Required task → Could you copy every line of the records below word for word, leaving out the pictures?

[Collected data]
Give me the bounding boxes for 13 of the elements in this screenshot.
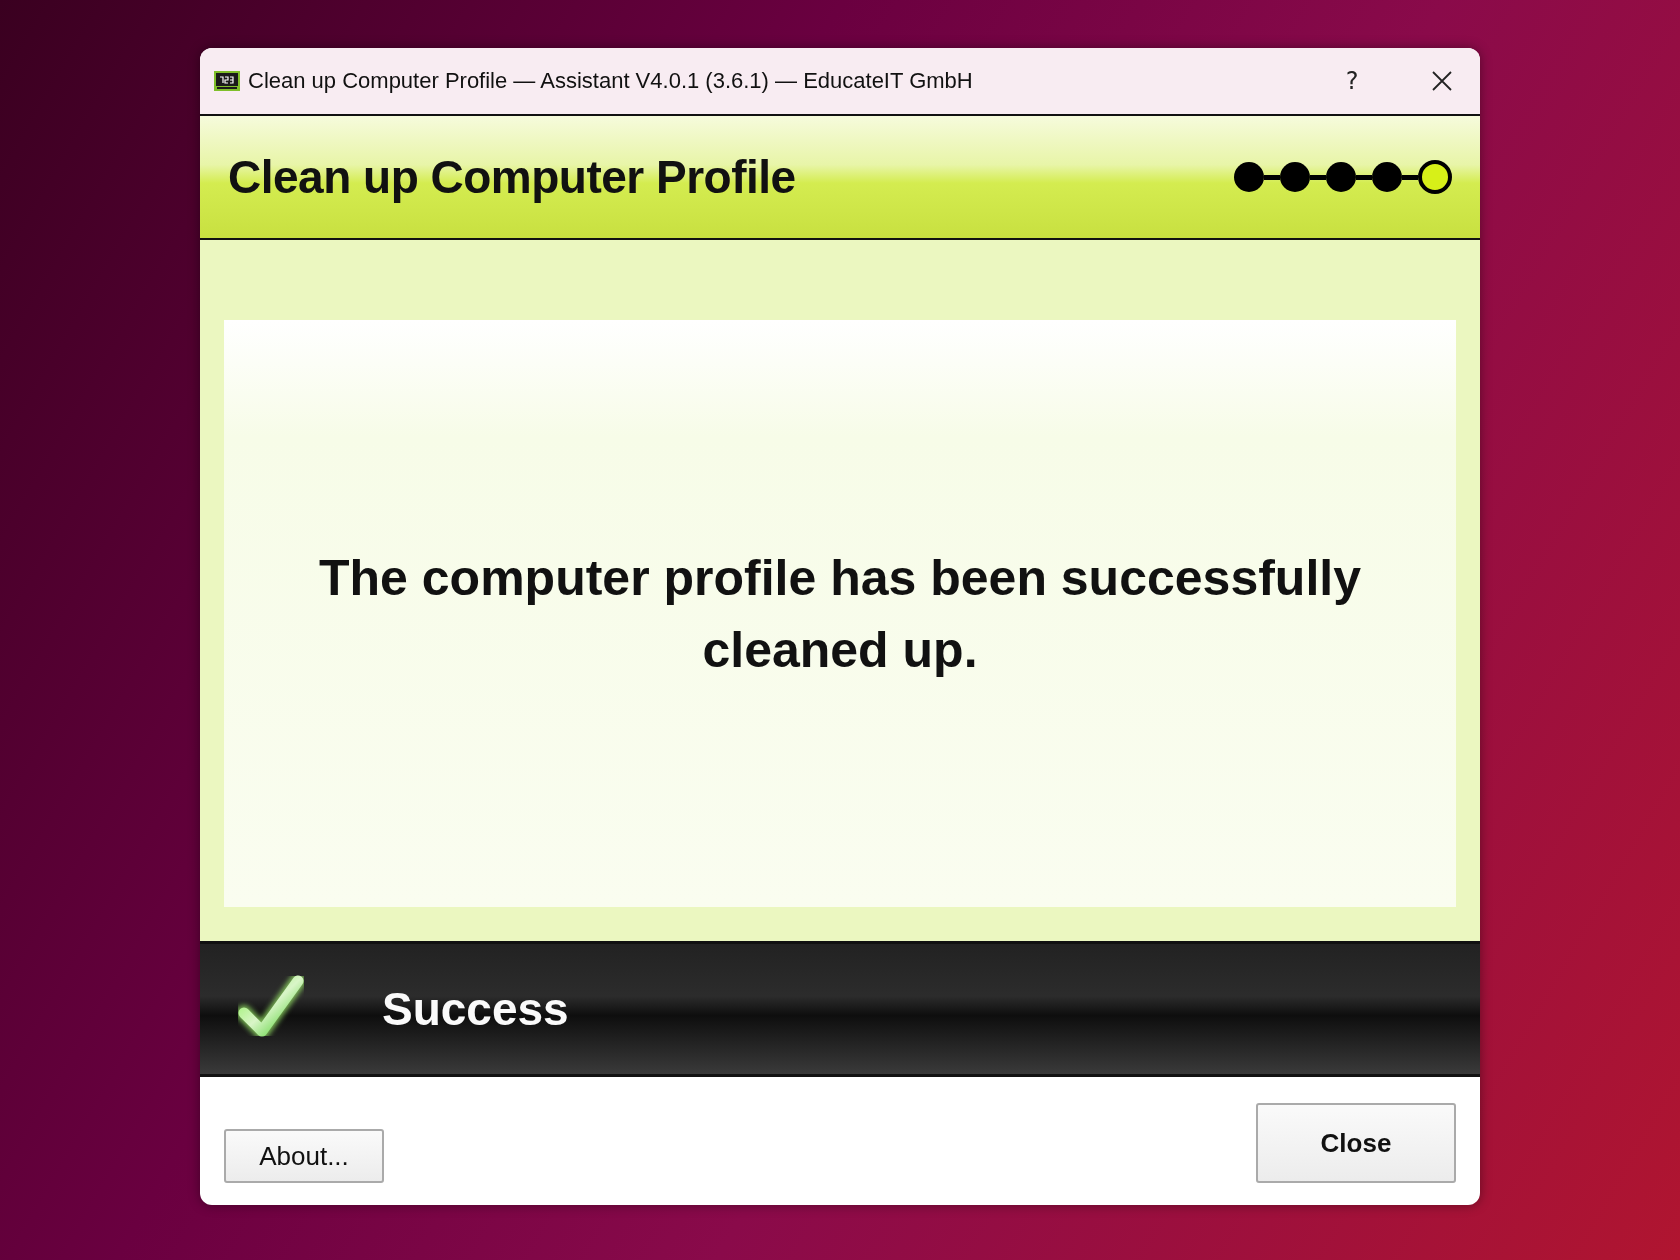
app-icon [214,71,240,91]
window-title: Clean up Computer Profile — Assistant V4.0.1 (3.6.1) — EducateIT GmbH [248,68,973,94]
close-icon [1431,70,1453,92]
close-dialog-button[interactable]: Close [1256,1103,1456,1183]
step-connector [1310,174,1326,180]
help-button[interactable]: ? [1328,61,1376,101]
step-connector [1356,174,1372,180]
step-connector [1402,174,1418,180]
step-connector [1264,174,1280,180]
page-heading: Clean up Computer Profile [228,150,796,204]
status-label: Success [382,982,569,1036]
success-message: The computer profile has been successfully cleaned up. [318,548,1362,680]
about-button[interactable]: About... [224,1129,384,1183]
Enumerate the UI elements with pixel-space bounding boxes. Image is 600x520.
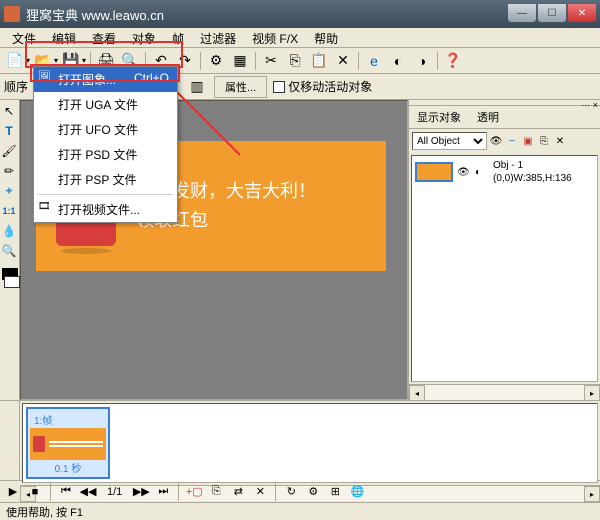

Response to this exercise →
Give me the bounding boxes for 13 of the elements in this screenshot.
app-icon [214,71,240,91]
window-title: Clean up Computer Profile — Assistant V4.0.1 (3.6.1) — EducateIT GmbH [248,68,973,94]
close-icon [1431,70,1453,92]
close-dialog-button[interactable]: Close [1256,1103,1456,1183]
step-connector [1310,174,1326,180]
help-button[interactable]: ? [1328,61,1376,101]
step-connector [1356,174,1372,180]
step-connector [1402,174,1418,180]
step-connector [1264,174,1280,180]
page-heading: Clean up Computer Profile [228,150,796,204]
status-label: Success [382,982,569,1036]
success-message: The computer profile has been successfully cleaned up. [318,548,1362,680]
about-button[interactable]: About... [224,1129,384,1183]
Enumerate the UI elements with pixel-space bounding boxes. Image is 600x520.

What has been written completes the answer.